Exercise goal
Report only the number of lines holding "uchyla".

Records provided
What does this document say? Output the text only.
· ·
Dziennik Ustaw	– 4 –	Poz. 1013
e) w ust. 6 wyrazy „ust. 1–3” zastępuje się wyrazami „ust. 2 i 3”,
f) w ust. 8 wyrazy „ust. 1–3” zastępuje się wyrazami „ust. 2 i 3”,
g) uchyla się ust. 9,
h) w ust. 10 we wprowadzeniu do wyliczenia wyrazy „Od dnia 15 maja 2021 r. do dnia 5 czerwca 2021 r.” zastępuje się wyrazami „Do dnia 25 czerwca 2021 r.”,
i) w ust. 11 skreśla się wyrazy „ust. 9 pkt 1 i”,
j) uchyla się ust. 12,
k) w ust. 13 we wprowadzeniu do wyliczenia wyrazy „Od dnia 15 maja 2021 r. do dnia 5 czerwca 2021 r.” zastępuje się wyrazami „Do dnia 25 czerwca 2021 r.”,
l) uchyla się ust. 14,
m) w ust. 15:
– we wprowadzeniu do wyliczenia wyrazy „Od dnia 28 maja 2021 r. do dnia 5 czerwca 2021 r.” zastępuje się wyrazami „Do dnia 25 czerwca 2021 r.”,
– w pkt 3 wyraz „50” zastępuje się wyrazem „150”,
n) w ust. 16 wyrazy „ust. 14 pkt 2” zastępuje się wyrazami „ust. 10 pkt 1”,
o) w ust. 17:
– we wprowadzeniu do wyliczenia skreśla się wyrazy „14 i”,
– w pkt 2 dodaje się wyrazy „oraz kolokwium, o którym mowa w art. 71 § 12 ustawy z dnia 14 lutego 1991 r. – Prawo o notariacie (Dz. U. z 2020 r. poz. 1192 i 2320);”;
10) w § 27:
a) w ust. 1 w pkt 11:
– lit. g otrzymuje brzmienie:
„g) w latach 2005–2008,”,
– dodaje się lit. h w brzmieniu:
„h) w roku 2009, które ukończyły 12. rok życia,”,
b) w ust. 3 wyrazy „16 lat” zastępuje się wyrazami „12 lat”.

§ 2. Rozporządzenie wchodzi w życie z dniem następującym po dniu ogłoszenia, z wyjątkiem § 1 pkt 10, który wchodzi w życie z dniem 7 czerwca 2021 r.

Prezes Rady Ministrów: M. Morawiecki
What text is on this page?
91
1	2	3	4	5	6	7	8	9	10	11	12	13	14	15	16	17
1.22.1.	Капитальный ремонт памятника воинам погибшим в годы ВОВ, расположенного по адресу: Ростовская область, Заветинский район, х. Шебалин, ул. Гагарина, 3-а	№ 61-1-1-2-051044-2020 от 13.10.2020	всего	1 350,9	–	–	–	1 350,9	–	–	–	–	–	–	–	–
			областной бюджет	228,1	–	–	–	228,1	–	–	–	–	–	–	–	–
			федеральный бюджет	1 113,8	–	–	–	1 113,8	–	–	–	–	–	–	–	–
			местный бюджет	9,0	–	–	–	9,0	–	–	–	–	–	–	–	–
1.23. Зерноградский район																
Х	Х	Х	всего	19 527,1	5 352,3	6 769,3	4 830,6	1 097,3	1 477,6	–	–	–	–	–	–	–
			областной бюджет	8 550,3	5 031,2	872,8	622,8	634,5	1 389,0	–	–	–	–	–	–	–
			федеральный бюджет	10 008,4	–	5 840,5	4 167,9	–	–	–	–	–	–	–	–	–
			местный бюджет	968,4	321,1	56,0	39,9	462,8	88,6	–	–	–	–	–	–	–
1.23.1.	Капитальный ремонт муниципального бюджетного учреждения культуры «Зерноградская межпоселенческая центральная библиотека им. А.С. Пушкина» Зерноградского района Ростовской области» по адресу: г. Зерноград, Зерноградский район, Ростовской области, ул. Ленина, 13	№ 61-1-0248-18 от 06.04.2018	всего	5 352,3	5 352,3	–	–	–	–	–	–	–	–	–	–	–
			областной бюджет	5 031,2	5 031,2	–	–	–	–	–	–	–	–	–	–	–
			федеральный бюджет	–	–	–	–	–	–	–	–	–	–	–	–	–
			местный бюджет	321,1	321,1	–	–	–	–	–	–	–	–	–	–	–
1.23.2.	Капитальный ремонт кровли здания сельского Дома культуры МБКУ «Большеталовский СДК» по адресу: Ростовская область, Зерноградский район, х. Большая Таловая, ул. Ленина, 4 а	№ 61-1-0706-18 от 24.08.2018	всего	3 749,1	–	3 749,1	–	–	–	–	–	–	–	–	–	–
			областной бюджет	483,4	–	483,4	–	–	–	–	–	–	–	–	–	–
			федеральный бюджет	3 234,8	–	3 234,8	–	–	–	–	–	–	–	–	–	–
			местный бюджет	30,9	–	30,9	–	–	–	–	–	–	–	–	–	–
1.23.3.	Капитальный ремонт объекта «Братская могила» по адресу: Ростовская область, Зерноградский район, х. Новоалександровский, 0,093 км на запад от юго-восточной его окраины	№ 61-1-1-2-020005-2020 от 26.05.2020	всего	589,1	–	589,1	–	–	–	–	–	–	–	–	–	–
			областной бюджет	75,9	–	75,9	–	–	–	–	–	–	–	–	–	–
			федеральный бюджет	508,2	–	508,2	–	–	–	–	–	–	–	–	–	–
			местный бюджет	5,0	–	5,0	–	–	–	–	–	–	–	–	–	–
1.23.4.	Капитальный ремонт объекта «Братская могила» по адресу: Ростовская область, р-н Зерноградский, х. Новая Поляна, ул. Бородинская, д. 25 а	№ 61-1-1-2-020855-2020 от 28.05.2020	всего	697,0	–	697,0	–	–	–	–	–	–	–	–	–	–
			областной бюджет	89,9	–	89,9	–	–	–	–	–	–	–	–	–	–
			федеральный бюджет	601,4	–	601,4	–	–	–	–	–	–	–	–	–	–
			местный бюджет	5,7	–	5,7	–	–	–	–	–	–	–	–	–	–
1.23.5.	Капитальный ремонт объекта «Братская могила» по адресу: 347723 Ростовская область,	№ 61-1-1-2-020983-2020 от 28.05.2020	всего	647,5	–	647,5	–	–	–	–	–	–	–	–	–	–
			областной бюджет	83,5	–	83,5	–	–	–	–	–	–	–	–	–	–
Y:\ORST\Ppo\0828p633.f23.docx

Output below
3